Information shown
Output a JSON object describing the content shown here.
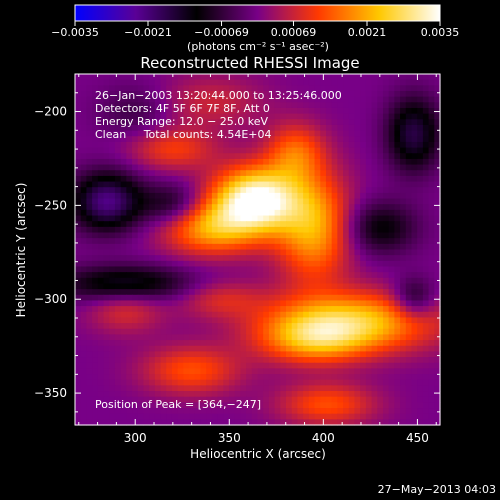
{
  "chart_data": {
    "type": "heatmap",
    "title": "Reconstructed RHESSI Image",
    "xlabel": "Heliocentric X (arcsec)",
    "ylabel": "Heliocentric Y (arcsec)",
    "xlim": [
      268,
      462
    ],
    "ylim": [
      -367,
      -180
    ],
    "xticks": [
      300,
      350,
      400,
      450
    ],
    "xtick_labels": [
      "300",
      "350",
      "400",
      "450"
    ],
    "yticks": [
      -200,
      -250,
      -300,
      -350
    ],
    "ytick_labels": [
      "−200",
      "−250",
      "−300",
      "−350"
    ],
    "grid": false,
    "colorbar": {
      "min": -0.0035,
      "max": 0.0035,
      "tick_values": [
        -0.0035,
        -0.0021,
        -0.00069,
        0.00069,
        0.0021,
        0.0035
      ],
      "tick_labels": [
        "−0.0035",
        "−0.0021",
        "−0.00069",
        "0.00069",
        "0.0021",
        "0.0035"
      ],
      "unit_label": "(photons cm⁻² s⁻¹ asec⁻²)",
      "colors": [
        "#0000ff",
        "#5a0096",
        "#000000",
        "#780087",
        "#ff3a00",
        "#ffc800",
        "#ffffff"
      ]
    },
    "annotations": {
      "line1": "26−Jan−2003 13:20:44.000 to 13:25:46.000",
      "line2": "Detectors: 4F 5F 6F 7F 8F, Att 0",
      "line3": "Energy Range: 12.0 − 25.0 keV",
      "line4": "Clean     Total counts: 4.54E+04",
      "peak": "Position of Peak = [364,−247]"
    },
    "peak": {
      "x": 364,
      "y": -247
    },
    "components": [
      {
        "x": 364,
        "y": -247,
        "sx": 16,
        "sy": 12,
        "amp": 0.0036
      },
      {
        "x": 340,
        "y": -262,
        "sx": 18,
        "sy": 10,
        "amp": 0.002
      },
      {
        "x": 395,
        "y": -262,
        "sx": 14,
        "sy": 20,
        "amp": 0.0021
      },
      {
        "x": 385,
        "y": -222,
        "sx": 11,
        "sy": 11,
        "amp": 0.0014
      },
      {
        "x": 415,
        "y": -312,
        "sx": 32,
        "sy": 11,
        "amp": 0.0024
      },
      {
        "x": 395,
        "y": -322,
        "sx": 20,
        "sy": 9,
        "amp": 0.0016
      },
      {
        "x": 330,
        "y": -338,
        "sx": 18,
        "sy": 9,
        "amp": 0.0013
      },
      {
        "x": 402,
        "y": -356,
        "sx": 18,
        "sy": 8,
        "amp": 0.0013
      },
      {
        "x": 320,
        "y": -220,
        "sx": 16,
        "sy": 8,
        "amp": 0.0011
      },
      {
        "x": 345,
        "y": -300,
        "sx": 16,
        "sy": 7,
        "amp": 0.0008
      },
      {
        "x": 295,
        "y": -305,
        "sx": 14,
        "sy": 9,
        "amp": 0.0009
      },
      {
        "x": 340,
        "y": -195,
        "sx": 20,
        "sy": 10,
        "amp": 0.0007
      },
      {
        "x": 285,
        "y": -248,
        "sx": 13,
        "sy": 11,
        "amp": -0.0022
      },
      {
        "x": 295,
        "y": -292,
        "sx": 24,
        "sy": 7,
        "amp": -0.0016
      },
      {
        "x": 320,
        "y": -250,
        "sx": 12,
        "sy": 8,
        "amp": -0.0011
      },
      {
        "x": 448,
        "y": -212,
        "sx": 10,
        "sy": 14,
        "amp": -0.0017
      },
      {
        "x": 430,
        "y": -262,
        "sx": 14,
        "sy": 10,
        "amp": -0.0012
      },
      {
        "x": 448,
        "y": -300,
        "sx": 8,
        "sy": 8,
        "amp": -0.0012
      },
      {
        "x": 300,
        "y": -200,
        "sx": 14,
        "sy": 10,
        "amp": -0.0006
      }
    ]
  },
  "footer": {
    "timestamp": "27−May−2013 04:03"
  }
}
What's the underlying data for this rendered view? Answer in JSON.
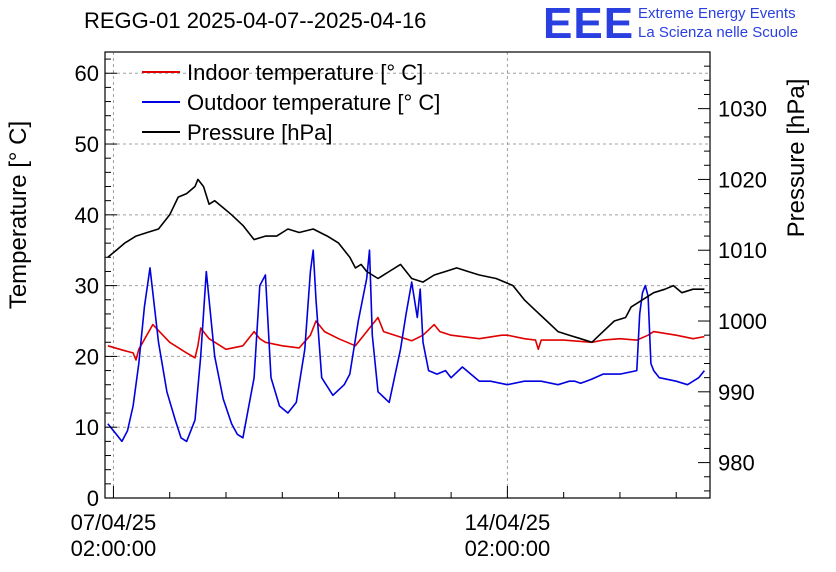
{
  "title": "REGG-01 2025-04-07--2025-04-16",
  "logo": {
    "mark": "EEE",
    "line1": "Extreme Energy Events",
    "line2": "La Scienza nelle Scuole",
    "color": "#2a3fe0"
  },
  "chart_data": {
    "type": "line",
    "title": "REGG-01 2025-04-07--2025-04-16",
    "xlabel": "",
    "ylabel": "Temperature [° C]",
    "y2label": "Pressure [hPa]",
    "x_unit": "days since 2025-04-07 02:00:00",
    "xlim": [
      -0.15,
      10.6
    ],
    "ylim": [
      0,
      63
    ],
    "y2lim": [
      975,
      1038
    ],
    "x_ticks": [
      {
        "x": 0,
        "line1": "07/04/25",
        "line2": "02:00:00"
      },
      {
        "x": 7,
        "line1": "14/04/25",
        "line2": "02:00:00"
      }
    ],
    "y_ticks": [
      0,
      10,
      20,
      30,
      40,
      50,
      60
    ],
    "y2_ticks": [
      980,
      990,
      1000,
      1010,
      1020,
      1030
    ],
    "grid": true,
    "legend_position": "top-left",
    "series": [
      {
        "name": "Indoor temperature [° C]",
        "axis": "left",
        "color": "#e00000",
        "x": [
          -0.1,
          0.2,
          0.35,
          0.4,
          0.45,
          0.7,
          1.0,
          1.3,
          1.45,
          1.5,
          1.55,
          1.7,
          2.0,
          2.3,
          2.5,
          2.6,
          2.7,
          3.0,
          3.3,
          3.5,
          3.6,
          3.75,
          4.0,
          4.3,
          4.5,
          4.7,
          4.8,
          5.0,
          5.3,
          5.5,
          5.7,
          5.8,
          6.0,
          6.5,
          6.9,
          7.0,
          7.3,
          7.5,
          7.55,
          7.6,
          8.0,
          8.5,
          8.7,
          9.0,
          9.3,
          9.5,
          9.6,
          10.0,
          10.3,
          10.5
        ],
        "values": [
          21.5,
          20.8,
          20.5,
          19.5,
          21.0,
          24.5,
          22.0,
          20.5,
          19.8,
          21.5,
          24.0,
          22.5,
          21.0,
          21.5,
          23.5,
          22.5,
          22.0,
          21.5,
          21.2,
          23.0,
          25.0,
          23.5,
          22.5,
          21.5,
          23.5,
          25.5,
          23.5,
          23.0,
          22.2,
          23.0,
          24.5,
          23.5,
          23.0,
          22.5,
          23.0,
          23.0,
          22.5,
          22.3,
          21.0,
          22.3,
          22.3,
          22.0,
          22.3,
          22.5,
          22.3,
          23.0,
          23.5,
          23.0,
          22.5,
          22.8
        ]
      },
      {
        "name": "Outdoor temperature [° C]",
        "axis": "left",
        "color": "#0000e0",
        "x": [
          -0.1,
          0.05,
          0.15,
          0.25,
          0.35,
          0.45,
          0.55,
          0.65,
          0.8,
          0.95,
          1.1,
          1.2,
          1.3,
          1.45,
          1.55,
          1.65,
          1.8,
          1.95,
          2.1,
          2.2,
          2.3,
          2.5,
          2.6,
          2.7,
          2.8,
          2.95,
          3.1,
          3.25,
          3.4,
          3.5,
          3.55,
          3.6,
          3.7,
          3.9,
          4.1,
          4.2,
          4.35,
          4.5,
          4.55,
          4.6,
          4.7,
          4.9,
          5.1,
          5.2,
          5.3,
          5.4,
          5.45,
          5.5,
          5.6,
          5.75,
          5.9,
          6.0,
          6.2,
          6.5,
          6.7,
          7.0,
          7.3,
          7.6,
          7.9,
          8.1,
          8.2,
          8.3,
          8.4,
          8.5,
          8.7,
          9.0,
          9.3,
          9.35,
          9.4,
          9.45,
          9.5,
          9.55,
          9.6,
          9.7,
          10.0,
          10.2,
          10.4,
          10.5
        ],
        "values": [
          10.5,
          9.0,
          8.0,
          9.5,
          13.0,
          19.0,
          27.0,
          32.5,
          22.0,
          15.0,
          11.0,
          8.5,
          8.0,
          11.0,
          20.0,
          32.0,
          20.0,
          14.0,
          10.5,
          9.0,
          8.5,
          17.0,
          30.0,
          31.5,
          17.0,
          13.0,
          12.0,
          13.5,
          21.0,
          32.0,
          35.0,
          28.0,
          17.0,
          14.5,
          16.0,
          17.5,
          25.0,
          31.0,
          35.0,
          23.0,
          15.0,
          13.5,
          21.0,
          26.0,
          30.5,
          25.5,
          29.5,
          22.0,
          18.0,
          17.5,
          18.0,
          17.0,
          18.5,
          16.5,
          16.5,
          16.0,
          16.5,
          16.5,
          16.0,
          16.5,
          16.5,
          16.2,
          16.5,
          16.8,
          17.5,
          17.5,
          18.0,
          26.0,
          29.0,
          30.0,
          28.5,
          19.0,
          18.0,
          17.0,
          16.5,
          16.0,
          17.0,
          18.0
        ]
      },
      {
        "name": "Pressure [hPa]",
        "axis": "right",
        "color": "#000000",
        "x": [
          -0.1,
          0.05,
          0.2,
          0.4,
          0.6,
          0.8,
          1.0,
          1.15,
          1.3,
          1.45,
          1.5,
          1.6,
          1.7,
          1.8,
          1.95,
          2.1,
          2.3,
          2.5,
          2.7,
          2.9,
          3.1,
          3.3,
          3.55,
          3.8,
          4.0,
          4.2,
          4.3,
          4.4,
          4.5,
          4.7,
          4.9,
          5.1,
          5.3,
          5.5,
          5.7,
          5.9,
          6.1,
          6.3,
          6.5,
          6.8,
          7.1,
          7.3,
          7.5,
          7.7,
          7.9,
          8.1,
          8.3,
          8.5,
          8.7,
          8.9,
          9.1,
          9.2,
          9.4,
          9.6,
          9.8,
          9.95,
          10.1,
          10.3,
          10.5
        ],
        "values": [
          1009.0,
          1010.0,
          1011.0,
          1012.0,
          1012.5,
          1013.0,
          1015.0,
          1017.5,
          1018.0,
          1019.0,
          1020.0,
          1019.0,
          1016.5,
          1017.0,
          1016.0,
          1015.0,
          1013.5,
          1011.5,
          1012.0,
          1012.0,
          1013.0,
          1012.5,
          1013.0,
          1012.0,
          1011.0,
          1009.0,
          1007.5,
          1008.0,
          1007.0,
          1006.0,
          1007.0,
          1008.0,
          1006.0,
          1005.5,
          1006.5,
          1007.0,
          1007.5,
          1007.0,
          1006.5,
          1006.0,
          1005.0,
          1003.0,
          1001.5,
          1000.0,
          998.5,
          998.0,
          997.5,
          997.0,
          998.5,
          1000.0,
          1000.5,
          1002.0,
          1003.0,
          1004.0,
          1004.5,
          1005.0,
          1004.0,
          1004.5,
          1004.5
        ]
      }
    ]
  }
}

Goal
Work out how many lines of the listing above include the word "title". Reply with nothing but the count.

Task result
3